#### Task
Transcribe the listing exactly, leaving out every picture.

::: Records provided

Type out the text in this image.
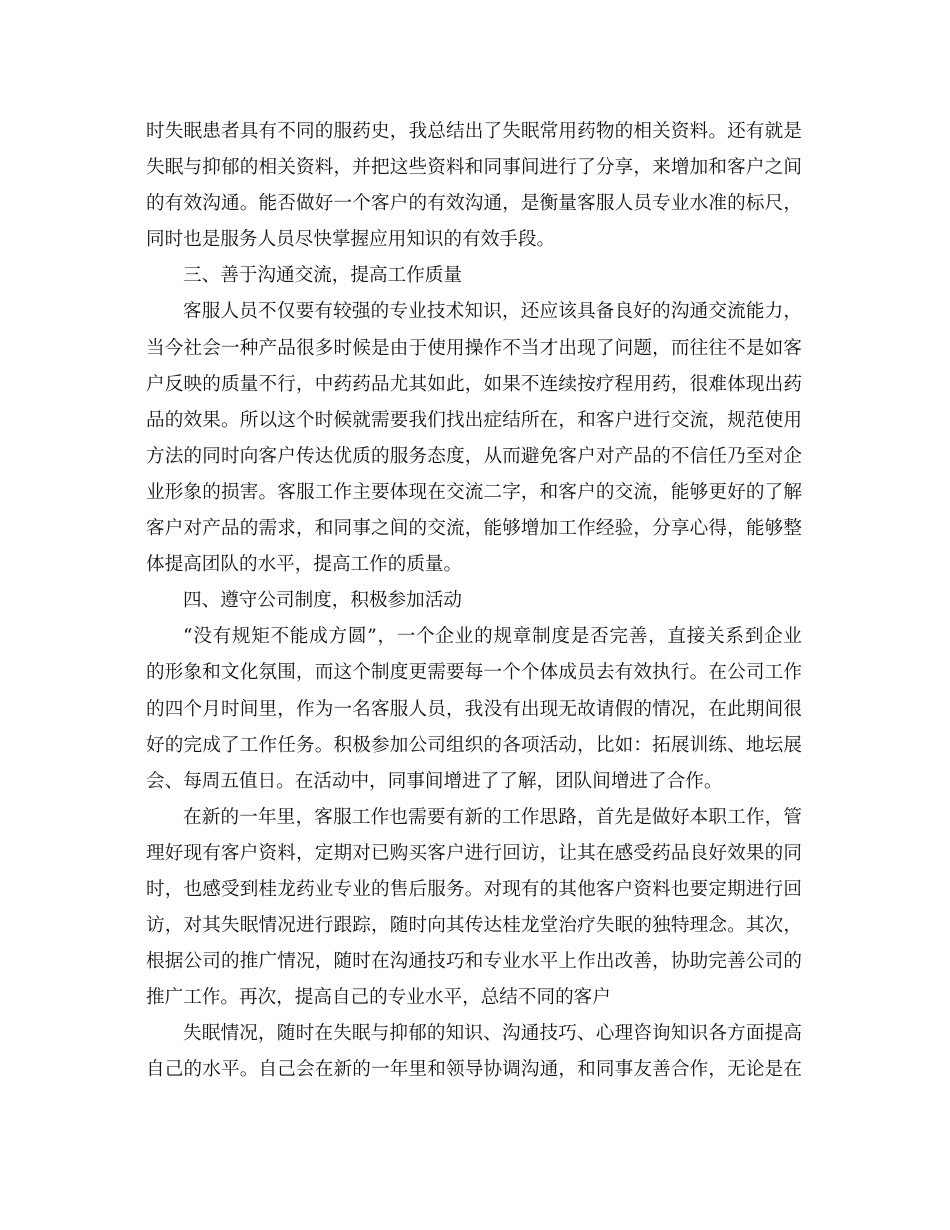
时失眠患者具有不同的服药史，我总结出了失眠常用药物的相关资料。还有就是
失眠与抑郁的相关资料，并把这些资料和同事间进行了分享，来增加和客户之间
的有效沟通。能否做好一个客户的有效沟通，是衡量客服人员专业水准的标尺，
同时也是服务人员尽快掌握应用知识的有效手段。
三、善于沟通交流，提高工作质量
客服人员不仅要有较强的专业技术知识，还应该具备良好的沟通交流能力，
当今社会一种产品很多时候是由于使用操作不当才出现了问题，而往往不是如客
户反映的质量不行，中药药品尤其如此，如果不连续按疗程用药，很难体现出药
品的效果。所以这个时候就需要我们找出症结所在，和客户进行交流，规范使用
方法的同时向客户传达优质的服务态度，从而避免客户对产品的不信任乃至对企
业形象的损害。客服工作主要体现在交流二字，和客户的交流，能够更好的了解
客户对产品的需求，和同事之间的交流，能够增加工作经验，分享心得，能够整
体提高团队的水平，提高工作的质量。
四、遵守公司制度，积极参加活动
“没有规矩不能成方圆”，一个企业的规章制度是否完善，直接关系到企业
的形象和文化氛围，而这个制度更需要每一个个体成员去有效执行。在公司工作
的四个月时间里，作为一名客服人员，我没有出现无故请假的情况，在此期间很
好的完成了工作任务。积极参加公司组织的各项活动，比如：拓展训练、地坛展
会、每周五值日。在活动中，同事间增进了了解，团队间增进了合作。
在新的一年里，客服工作也需要有新的工作思路，首先是做好本职工作，管
理好现有客户资料，定期对已购买客户进行回访，让其在感受药品良好效果的同
时，也感受到桂龙药业专业的售后服务。对现有的其他客户资料也要定期进行回
访，对其失眠情况进行跟踪，随时向其传达桂龙堂治疗失眠的独特理念。其次，
根据公司的推广情况，随时在沟通技巧和专业水平上作出改善，协助完善公司的
推广工作。再次，提高自己的专业水平，总结不同的客户
失眠情况，随时在失眠与抑郁的知识、沟通技巧、心理咨询知识各方面提高
自己的水平。自己会在新的一年里和领导协调沟通，和同事友善合作，无论是在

::::::

#### Answer to the task
Type out the text in this image.
时失眠患者具有不同的服药史，我总结出了失眠常用药物的相关资料。还有就是
失眠与抑郁的相关资料，并把这些资料和同事间进行了分享，来增加和客户之间
的有效沟通。能否做好一个客户的有效沟通，是衡量客服人员专业水准的标尺，
同时也是服务人员尽快掌握应用知识的有效手段。
三、善于沟通交流，提高工作质量
客服人员不仅要有较强的专业技术知识，还应该具备良好的沟通交流能力，
当今社会一种产品很多时候是由于使用操作不当才出现了问题，而往往不是如客
户反映的质量不行，中药药品尤其如此，如果不连续按疗程用药，很难体现出药
品的效果。所以这个时候就需要我们找出症结所在，和客户进行交流，规范使用
方法的同时向客户传达优质的服务态度，从而避免客户对产品的不信任乃至对企
业形象的损害。客服工作主要体现在交流二字，和客户的交流，能够更好的了解
客户对产品的需求，和同事之间的交流，能够增加工作经验，分享心得，能够整
体提高团队的水平，提高工作的质量。
四、遵守公司制度，积极参加活动
“没有规矩不能成方圆”，一个企业的规章制度是否完善，直接关系到企业
的形象和文化氛围，而这个制度更需要每一个个体成员去有效执行。在公司工作
的四个月时间里，作为一名客服人员，我没有出现无故请假的情况，在此期间很
好的完成了工作任务。积极参加公司组织的各项活动，比如：拓展训练、地坛展
会、每周五值日。在活动中，同事间增进了了解，团队间增进了合作。
在新的一年里，客服工作也需要有新的工作思路，首先是做好本职工作，管
理好现有客户资料，定期对已购买客户进行回访，让其在感受药品良好效果的同
时，也感受到桂龙药业专业的售后服务。对现有的其他客户资料也要定期进行回
访，对其失眠情况进行跟踪，随时向其传达桂龙堂治疗失眠的独特理念。其次，
根据公司的推广情况，随时在沟通技巧和专业水平上作出改善，协助完善公司的
推广工作。再次，提高自己的专业水平，总结不同的客户
失眠情况，随时在失眠与抑郁的知识、沟通技巧、心理咨询知识各方面提高
自己的水平。自己会在新的一年里和领导协调沟通，和同事友善合作，无论是在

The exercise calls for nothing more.